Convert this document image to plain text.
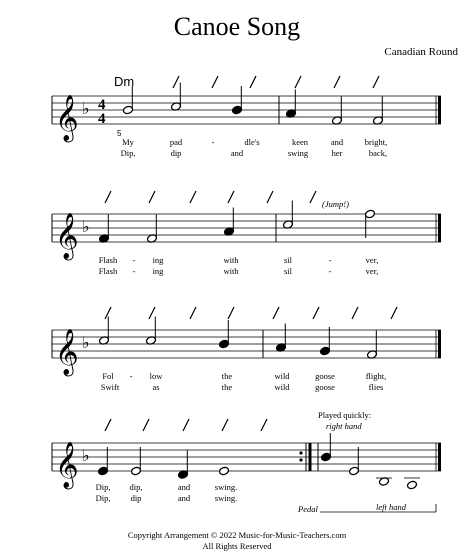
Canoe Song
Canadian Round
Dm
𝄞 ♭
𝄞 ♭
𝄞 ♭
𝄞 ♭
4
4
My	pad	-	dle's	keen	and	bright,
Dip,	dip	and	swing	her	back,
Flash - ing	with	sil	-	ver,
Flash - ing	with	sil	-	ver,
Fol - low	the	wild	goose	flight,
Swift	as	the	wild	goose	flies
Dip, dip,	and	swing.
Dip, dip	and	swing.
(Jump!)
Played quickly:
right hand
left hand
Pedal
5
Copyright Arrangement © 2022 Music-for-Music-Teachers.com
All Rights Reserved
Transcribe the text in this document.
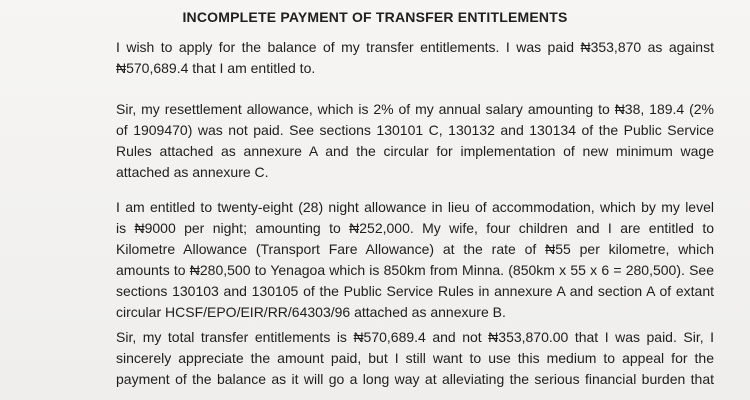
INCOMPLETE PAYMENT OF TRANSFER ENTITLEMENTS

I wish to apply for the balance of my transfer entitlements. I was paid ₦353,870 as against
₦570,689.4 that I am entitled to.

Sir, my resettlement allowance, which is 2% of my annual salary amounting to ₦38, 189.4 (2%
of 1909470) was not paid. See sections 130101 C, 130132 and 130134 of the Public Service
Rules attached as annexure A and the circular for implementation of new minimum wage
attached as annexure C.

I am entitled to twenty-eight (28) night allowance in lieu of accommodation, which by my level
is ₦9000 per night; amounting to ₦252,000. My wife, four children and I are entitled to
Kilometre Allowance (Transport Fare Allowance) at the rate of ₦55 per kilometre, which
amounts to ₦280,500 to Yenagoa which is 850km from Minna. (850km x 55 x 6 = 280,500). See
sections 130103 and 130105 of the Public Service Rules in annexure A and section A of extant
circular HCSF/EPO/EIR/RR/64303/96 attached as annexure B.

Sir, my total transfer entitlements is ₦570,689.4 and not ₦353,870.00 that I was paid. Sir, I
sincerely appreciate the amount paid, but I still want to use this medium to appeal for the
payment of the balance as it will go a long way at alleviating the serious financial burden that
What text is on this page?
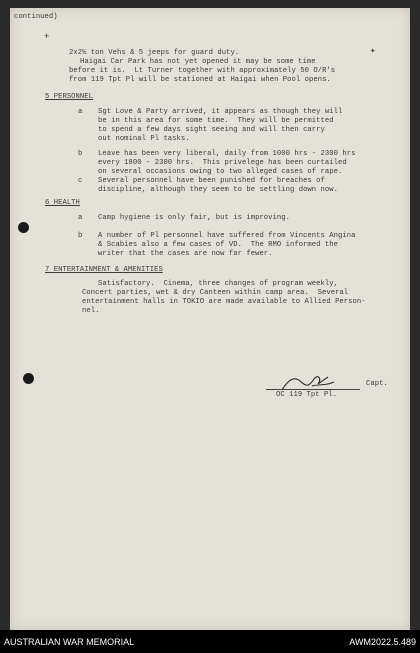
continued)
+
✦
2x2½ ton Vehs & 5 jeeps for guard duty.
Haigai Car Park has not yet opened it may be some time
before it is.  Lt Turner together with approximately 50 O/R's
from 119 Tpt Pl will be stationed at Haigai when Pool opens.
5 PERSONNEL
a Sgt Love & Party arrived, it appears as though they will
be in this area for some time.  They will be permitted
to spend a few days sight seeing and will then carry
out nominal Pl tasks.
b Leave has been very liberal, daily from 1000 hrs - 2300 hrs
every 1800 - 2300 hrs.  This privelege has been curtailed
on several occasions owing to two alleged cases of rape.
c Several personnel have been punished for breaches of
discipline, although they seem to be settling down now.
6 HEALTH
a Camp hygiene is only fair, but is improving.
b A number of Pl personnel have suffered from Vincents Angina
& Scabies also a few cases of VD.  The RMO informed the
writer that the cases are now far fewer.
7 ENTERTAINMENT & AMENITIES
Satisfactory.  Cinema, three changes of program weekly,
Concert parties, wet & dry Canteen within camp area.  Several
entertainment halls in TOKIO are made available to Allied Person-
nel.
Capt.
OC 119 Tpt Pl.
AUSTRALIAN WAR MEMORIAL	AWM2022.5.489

● Task prompt: Pick out the lines above that hold the string "from" and show them.

● Written answer:
amounts to ₦280,500 to Yenagoa which is 850km from Minna. (850km x 55 x 6 = 280,500). See
from 119 Tpt Pl will be stationed at Haigai when Pool opens.
b Leave has been very liberal, daily from 1000 hrs - 2300 hrs
b A number of Pl personnel have suffered from Vincents Angina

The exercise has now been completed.